*** SOURCE DOCUMENT ***
Electronic witnessing of Alberta estate planning documents

May 26, 2020 | Jacklynn Pivovar

The declaration of states of emergency resulting from the current COVID-19 pandemic, public health orders and guidelines for self-isolation and social distancing have affected everyone in Alberta and around the world.  As many people are at home contemplating the global effects of COVID-19, their thoughts are also turning to their own estate plan. Physical distancing has made it difficult to execute wills, powers of attorney and personal directives because there may be circumstances where it is not possible or medically safe for someone to physically attend before witnesses to sign their estate planning documents. These documents have strict requirements for how they can be executed, requiring the person making the document to physically appear before one or more witnesses to comply with the rules which govern formal validity. There are legal restrictions on who can be a witness, often preventing immediate family members, their spouses or adult interdependent partners from acting as witnesses.

To address these issues, the Alberta Government has introduced temporary measures, on May 15, 2020, that permit estate planning documents to be signed using video conferencing technology. Alberta has followed a number of other provinces, including British Columbia, Saskatchewan and Ontario. A ministerial order has been issued under the Public Health Act by the Minister of Justice and Solicitor General which permits electronic witnessing of wills, powers of attorney and personal directives during the state of public health emergency due to COVID-19 and the significant likelihood of an influenza pandemic.

Execution of Wills

Ministerial Order No. 39/2020 (the “Order”) makes it possible to use video conferencing to execute wills during the state of emergency. If the will-maker and the witnesses are connected to each other by an electronic method of communication in which they are able to see, hear and communicate with each other in real time they are deemed to be in each other’s presence.  Under the Order they can execute the printed will by signing complete and identical copies of the will in counterpart.

At least one of the witnesses must be a lawyer who is an active member of the Law Society of Alberta and who is providing legal advice and services respecting the making, signing and witnessing of the will.
*** End of SOURCE DOCUMENT ***
*** DATA RECORDS ***
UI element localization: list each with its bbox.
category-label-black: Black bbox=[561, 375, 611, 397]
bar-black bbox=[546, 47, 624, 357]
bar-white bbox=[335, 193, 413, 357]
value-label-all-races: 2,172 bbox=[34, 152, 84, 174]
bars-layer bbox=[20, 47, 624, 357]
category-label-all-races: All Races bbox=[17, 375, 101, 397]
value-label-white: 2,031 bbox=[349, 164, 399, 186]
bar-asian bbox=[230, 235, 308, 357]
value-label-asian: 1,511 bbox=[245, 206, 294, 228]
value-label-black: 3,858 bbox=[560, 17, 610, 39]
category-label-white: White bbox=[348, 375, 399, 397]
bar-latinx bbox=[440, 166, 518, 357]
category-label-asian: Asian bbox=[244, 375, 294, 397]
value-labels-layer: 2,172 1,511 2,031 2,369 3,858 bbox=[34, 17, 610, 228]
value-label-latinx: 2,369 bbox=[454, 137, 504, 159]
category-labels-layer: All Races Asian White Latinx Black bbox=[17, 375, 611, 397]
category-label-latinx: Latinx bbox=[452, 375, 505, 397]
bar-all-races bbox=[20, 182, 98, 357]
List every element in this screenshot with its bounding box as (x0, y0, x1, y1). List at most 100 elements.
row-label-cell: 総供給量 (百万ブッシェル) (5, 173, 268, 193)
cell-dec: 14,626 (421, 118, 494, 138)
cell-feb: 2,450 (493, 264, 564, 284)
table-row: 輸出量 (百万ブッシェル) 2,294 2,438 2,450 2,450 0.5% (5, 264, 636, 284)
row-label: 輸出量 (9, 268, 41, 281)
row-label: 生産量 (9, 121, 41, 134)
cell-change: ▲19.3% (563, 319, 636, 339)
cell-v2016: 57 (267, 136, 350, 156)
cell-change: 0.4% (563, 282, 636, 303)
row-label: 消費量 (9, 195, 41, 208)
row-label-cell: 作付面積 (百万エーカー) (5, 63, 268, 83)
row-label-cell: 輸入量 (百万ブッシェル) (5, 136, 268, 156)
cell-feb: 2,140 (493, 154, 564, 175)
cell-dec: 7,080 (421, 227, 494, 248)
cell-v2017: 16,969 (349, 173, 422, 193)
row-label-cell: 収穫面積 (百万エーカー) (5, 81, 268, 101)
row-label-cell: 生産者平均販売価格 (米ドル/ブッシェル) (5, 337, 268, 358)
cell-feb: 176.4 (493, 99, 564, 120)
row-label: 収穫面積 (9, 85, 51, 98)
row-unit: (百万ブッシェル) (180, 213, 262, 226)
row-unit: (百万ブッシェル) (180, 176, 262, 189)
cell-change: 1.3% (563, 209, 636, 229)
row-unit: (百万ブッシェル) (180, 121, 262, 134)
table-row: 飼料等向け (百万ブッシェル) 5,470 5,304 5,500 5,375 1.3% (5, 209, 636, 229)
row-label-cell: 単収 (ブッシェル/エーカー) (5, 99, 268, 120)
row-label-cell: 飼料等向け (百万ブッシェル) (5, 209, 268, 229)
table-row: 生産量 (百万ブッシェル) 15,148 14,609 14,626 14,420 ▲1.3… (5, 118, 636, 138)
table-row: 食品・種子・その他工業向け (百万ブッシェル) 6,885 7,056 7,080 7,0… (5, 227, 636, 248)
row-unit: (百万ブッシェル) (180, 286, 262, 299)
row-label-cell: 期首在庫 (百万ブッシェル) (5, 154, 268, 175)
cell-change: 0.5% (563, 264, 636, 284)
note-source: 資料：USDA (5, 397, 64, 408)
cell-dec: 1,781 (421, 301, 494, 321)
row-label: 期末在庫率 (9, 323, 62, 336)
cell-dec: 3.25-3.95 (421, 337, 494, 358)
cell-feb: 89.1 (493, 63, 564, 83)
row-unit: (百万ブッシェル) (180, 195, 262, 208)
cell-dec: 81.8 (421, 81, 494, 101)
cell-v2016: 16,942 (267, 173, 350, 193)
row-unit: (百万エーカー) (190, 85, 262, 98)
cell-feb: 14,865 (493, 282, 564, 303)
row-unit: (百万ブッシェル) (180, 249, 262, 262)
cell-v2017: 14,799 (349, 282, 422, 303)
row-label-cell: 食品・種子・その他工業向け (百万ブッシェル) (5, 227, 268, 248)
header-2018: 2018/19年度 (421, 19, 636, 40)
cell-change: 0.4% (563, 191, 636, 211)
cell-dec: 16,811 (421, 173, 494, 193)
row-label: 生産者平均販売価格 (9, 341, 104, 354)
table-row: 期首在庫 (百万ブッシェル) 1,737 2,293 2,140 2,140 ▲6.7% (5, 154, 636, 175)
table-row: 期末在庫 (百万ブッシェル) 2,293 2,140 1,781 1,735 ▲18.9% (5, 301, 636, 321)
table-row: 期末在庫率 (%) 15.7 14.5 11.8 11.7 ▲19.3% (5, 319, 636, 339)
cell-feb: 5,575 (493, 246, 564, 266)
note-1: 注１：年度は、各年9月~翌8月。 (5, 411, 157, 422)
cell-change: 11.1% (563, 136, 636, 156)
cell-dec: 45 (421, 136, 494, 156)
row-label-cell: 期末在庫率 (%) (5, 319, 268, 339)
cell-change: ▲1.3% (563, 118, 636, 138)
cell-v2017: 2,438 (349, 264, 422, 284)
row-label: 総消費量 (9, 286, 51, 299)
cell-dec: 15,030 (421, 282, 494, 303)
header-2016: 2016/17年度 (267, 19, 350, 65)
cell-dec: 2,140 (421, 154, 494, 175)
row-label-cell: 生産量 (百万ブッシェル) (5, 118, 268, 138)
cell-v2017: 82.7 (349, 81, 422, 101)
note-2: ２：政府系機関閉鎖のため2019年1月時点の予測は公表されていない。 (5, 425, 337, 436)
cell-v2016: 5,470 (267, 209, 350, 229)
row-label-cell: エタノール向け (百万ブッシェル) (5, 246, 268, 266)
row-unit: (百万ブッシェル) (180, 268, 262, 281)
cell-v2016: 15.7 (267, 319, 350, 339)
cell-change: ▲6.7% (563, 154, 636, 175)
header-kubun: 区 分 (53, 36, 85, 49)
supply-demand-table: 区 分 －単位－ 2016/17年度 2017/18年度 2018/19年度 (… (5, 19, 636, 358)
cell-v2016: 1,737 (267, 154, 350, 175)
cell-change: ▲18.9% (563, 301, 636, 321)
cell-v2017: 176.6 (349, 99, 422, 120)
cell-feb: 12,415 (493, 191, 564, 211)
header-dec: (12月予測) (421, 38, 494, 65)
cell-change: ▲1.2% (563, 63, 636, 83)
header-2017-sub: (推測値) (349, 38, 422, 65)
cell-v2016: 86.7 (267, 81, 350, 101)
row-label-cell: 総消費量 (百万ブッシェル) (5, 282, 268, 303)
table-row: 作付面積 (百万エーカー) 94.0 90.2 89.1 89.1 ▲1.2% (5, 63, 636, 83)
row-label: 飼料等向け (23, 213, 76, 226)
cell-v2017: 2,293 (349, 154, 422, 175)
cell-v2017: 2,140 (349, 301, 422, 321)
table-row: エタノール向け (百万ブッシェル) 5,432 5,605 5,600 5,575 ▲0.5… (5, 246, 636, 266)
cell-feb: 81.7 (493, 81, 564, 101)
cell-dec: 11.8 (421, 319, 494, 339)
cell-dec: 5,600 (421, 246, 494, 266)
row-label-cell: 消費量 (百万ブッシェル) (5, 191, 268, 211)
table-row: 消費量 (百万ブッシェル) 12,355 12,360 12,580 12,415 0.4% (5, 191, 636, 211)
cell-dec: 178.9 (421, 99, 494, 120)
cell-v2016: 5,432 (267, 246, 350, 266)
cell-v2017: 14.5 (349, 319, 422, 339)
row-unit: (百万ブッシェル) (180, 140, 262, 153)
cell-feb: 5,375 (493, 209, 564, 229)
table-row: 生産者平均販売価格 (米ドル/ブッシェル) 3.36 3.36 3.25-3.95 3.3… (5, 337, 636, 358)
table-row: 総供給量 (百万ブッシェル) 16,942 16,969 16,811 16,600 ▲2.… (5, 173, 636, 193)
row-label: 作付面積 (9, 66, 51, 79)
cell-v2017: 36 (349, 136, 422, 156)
*** End of DATA RECORDS ***
• [TASK A] Write out the passage of the article starting with "Execution of Wills" and going on through "of the will.", switching "will-maker" to "testator".
• [TASK B] Please translate this sentence from the article into Spanish: "Alberta has followed a number of other provinces, including British Columbia, Saskatchewan and Ontario."
The dataset entries are not needed here.

• [ANSWER AREA A]
Execution of Wills

Ministerial Order No. 39/2020 (the “Order”) makes it possible to use video conferencing to execute wills during the state of emergency. If the testator and the witnesses are connected to each other by an electronic method of communication in which they are able to see, hear and communicate with each other in real time they are deemed to be in each other’s presence.  Under the Order they can execute the printed will by signing complete and identical copies of the will in counterpart.

At least one of the witnesses must be a lawyer who is an active member of the Law Society of Alberta and who is providing legal advice and services respecting the making, signing and witnessing of the will.

• [ANSWER AREA B] Alberta ha seguido a varias otras provincias, entre ellas Columbia Británica, Saskatchewan y Ontario.